**STATED EXERCISE**
Once the pictures are set aside, transcribe the remaining data exactly.

Extracts from a graphics dataset:
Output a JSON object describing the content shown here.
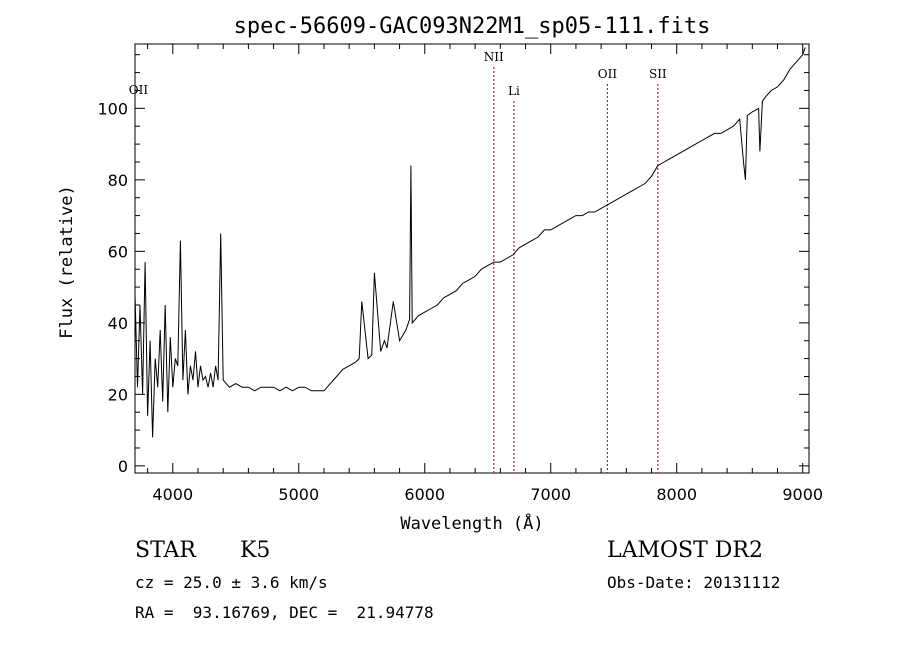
{
  "chart_data": {
    "type": "line",
    "title": "spec-56609-GAC093N22M1_sp05-111.fits",
    "xlabel": "Wavelength (Å)",
    "ylabel": "Flux (relative)",
    "xlim": [
      3700,
      9050
    ],
    "ylim": [
      -2,
      118
    ],
    "xticks": [
      4000,
      5000,
      6000,
      7000,
      8000,
      9000
    ],
    "yticks": [
      0,
      20,
      40,
      60,
      80,
      100
    ],
    "grid": false,
    "line_color": "#000000",
    "series": [
      {
        "x": [
          3700,
          3720,
          3740,
          3760,
          3780,
          3800,
          3820,
          3840,
          3860,
          3880,
          3900,
          3920,
          3940,
          3960,
          3980,
          4000,
          4020,
          4040,
          4060,
          4080,
          4100,
          4120,
          4140,
          4160,
          4180,
          4200,
          4220,
          4240,
          4260,
          4280,
          4300,
          4320,
          4340,
          4360,
          4380,
          4400,
          4450,
          4500,
          4550,
          4600,
          4650,
          4700,
          4750,
          4800,
          4850,
          4900,
          4950,
          5000,
          5050,
          5100,
          5150,
          5200,
          5250,
          5300,
          5350,
          5400,
          5450,
          5480,
          5500,
          5550,
          5580,
          5600,
          5650,
          5680,
          5700,
          5750,
          5800,
          5850,
          5880,
          5890,
          5900,
          5950,
          6000,
          6050,
          6100,
          6150,
          6200,
          6250,
          6300,
          6350,
          6400,
          6450,
          6500,
          6550,
          6600,
          6650,
          6700,
          6750,
          6800,
          6850,
          6900,
          6950,
          7000,
          7050,
          7100,
          7150,
          7200,
          7250,
          7300,
          7350,
          7400,
          7450,
          7500,
          7550,
          7600,
          7650,
          7700,
          7750,
          7800,
          7850,
          7900,
          7950,
          8000,
          8050,
          8100,
          8150,
          8200,
          8250,
          8300,
          8350,
          8400,
          8450,
          8500,
          8530,
          8545,
          8560,
          8600,
          8650,
          8660,
          8680,
          8700,
          8750,
          8800,
          8850,
          8900,
          8950,
          9000,
          9020
        ],
        "y": [
          48,
          22,
          45,
          20,
          57,
          14,
          35,
          8,
          30,
          22,
          38,
          18,
          45,
          15,
          36,
          22,
          30,
          28,
          63,
          24,
          38,
          20,
          28,
          24,
          32,
          22,
          28,
          24,
          25,
          22,
          26,
          22,
          28,
          24,
          65,
          24,
          22,
          23,
          22,
          22,
          21,
          22,
          22,
          22,
          21,
          22,
          21,
          22,
          22,
          21,
          21,
          21,
          23,
          25,
          27,
          28,
          29,
          30,
          46,
          30,
          31,
          54,
          32,
          35,
          33,
          46,
          35,
          38,
          41,
          84,
          40,
          42,
          43,
          44,
          45,
          47,
          48,
          49,
          51,
          52,
          53,
          55,
          56,
          57,
          57,
          58,
          59,
          61,
          62,
          63,
          64,
          66,
          66,
          67,
          68,
          69,
          70,
          70,
          71,
          71,
          72,
          73,
          74,
          75,
          76,
          77,
          78,
          79,
          81,
          84,
          85,
          86,
          87,
          88,
          89,
          90,
          91,
          92,
          93,
          93,
          94,
          95,
          97,
          85,
          80,
          98,
          99,
          100,
          88,
          102,
          103,
          105,
          106,
          108,
          111,
          113,
          115,
          117
        ]
      }
    ],
    "lines": [
      {
        "label": "OII",
        "x": 3727
      },
      {
        "label": "NII",
        "x": 6548
      },
      {
        "label": "Li",
        "x": 6708
      },
      {
        "label": "OII",
        "x": 7450
      },
      {
        "label": "SII",
        "x": 7850
      }
    ],
    "line_marker_color": "#b22222"
  },
  "info": {
    "class": "STAR",
    "subclass": "K5",
    "survey": "LAMOST DR2",
    "cz": "cz = 25.0 ± 3.6 km/s",
    "obs_date": "Obs-Date: 20131112",
    "coords": "RA =  93.16769, DEC =  21.94778"
  }
}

**TASK RESULT**
Output a JSON object describing the content shown here.
{
  "chart_data": {
    "type": "line",
    "title": "spec-56609-GAC093N22M1_sp05-111.fits",
    "xlabel": "Wavelength (Å)",
    "ylabel": "Flux (relative)",
    "xlim": [
      3700,
      9050
    ],
    "ylim": [
      -2,
      118
    ],
    "xticks": [
      4000,
      5000,
      6000,
      7000,
      8000,
      9000
    ],
    "yticks": [
      0,
      20,
      40,
      60,
      80,
      100
    ],
    "grid": false,
    "line_color": "#000000",
    "series": [
      {
        "x": [
          3700,
          3720,
          3740,
          3760,
          3780,
          3800,
          3820,
          3840,
          3860,
          3880,
          3900,
          3920,
          3940,
          3960,
          3980,
          4000,
          4020,
          4040,
          4060,
          4080,
          4100,
          4120,
          4140,
          4160,
          4180,
          4200,
          4220,
          4240,
          4260,
          4280,
          4300,
          4320,
          4340,
          4360,
          4380,
          4400,
          4450,
          4500,
          4550,
          4600,
          4650,
          4700,
          4750,
          4800,
          4850,
          4900,
          4950,
          5000,
          5050,
          5100,
          5150,
          5200,
          5250,
          5300,
          5350,
          5400,
          5450,
          5480,
          5500,
          5550,
          5580,
          5600,
          5650,
          5680,
          5700,
          5750,
          5800,
          5850,
          5880,
          5890,
          5900,
          5950,
          6000,
          6050,
          6100,
          6150,
          6200,
          6250,
          6300,
          6350,
          6400,
          6450,
          6500,
          6550,
          6600,
          6650,
          6700,
          6750,
          6800,
          6850,
          6900,
          6950,
          7000,
          7050,
          7100,
          7150,
          7200,
          7250,
          7300,
          7350,
          7400,
          7450,
          7500,
          7550,
          7600,
          7650,
          7700,
          7750,
          7800,
          7850,
          7900,
          7950,
          8000,
          8050,
          8100,
          8150,
          8200,
          8250,
          8300,
          8350,
          8400,
          8450,
          8500,
          8530,
          8545,
          8560,
          8600,
          8650,
          8660,
          8680,
          8700,
          8750,
          8800,
          8850,
          8900,
          8950,
          9000,
          9020
        ],
        "y": [
          48,
          22,
          45,
          20,
          57,
          14,
          35,
          8,
          30,
          22,
          38,
          18,
          45,
          15,
          36,
          22,
          30,
          28,
          63,
          24,
          38,
          20,
          28,
          24,
          32,
          22,
          28,
          24,
          25,
          22,
          26,
          22,
          28,
          24,
          65,
          24,
          22,
          23,
          22,
          22,
          21,
          22,
          22,
          22,
          21,
          22,
          21,
          22,
          22,
          21,
          21,
          21,
          23,
          25,
          27,
          28,
          29,
          30,
          46,
          30,
          31,
          54,
          32,
          35,
          33,
          46,
          35,
          38,
          41,
          84,
          40,
          42,
          43,
          44,
          45,
          47,
          48,
          49,
          51,
          52,
          53,
          55,
          56,
          57,
          57,
          58,
          59,
          61,
          62,
          63,
          64,
          66,
          66,
          67,
          68,
          69,
          70,
          70,
          71,
          71,
          72,
          73,
          74,
          75,
          76,
          77,
          78,
          79,
          81,
          84,
          85,
          86,
          87,
          88,
          89,
          90,
          91,
          92,
          93,
          93,
          94,
          95,
          97,
          85,
          80,
          98,
          99,
          100,
          88,
          102,
          103,
          105,
          106,
          108,
          111,
          113,
          115,
          117
        ]
      }
    ],
    "lines": [
      {
        "label": "OII",
        "x": 3727
      },
      {
        "label": "NII",
        "x": 6548
      },
      {
        "label": "Li",
        "x": 6708
      },
      {
        "label": "OII",
        "x": 7450
      },
      {
        "label": "SII",
        "x": 7850
      }
    ],
    "line_marker_color": "#b22222"
  },
  "info": {
    "class": "STAR",
    "subclass": "K5",
    "survey": "LAMOST DR2",
    "cz": "cz = 25.0 ± 3.6 km/s",
    "obs_date": "Obs-Date: 20131112",
    "coords": "RA =  93.16769, DEC =  21.94778"
  }
}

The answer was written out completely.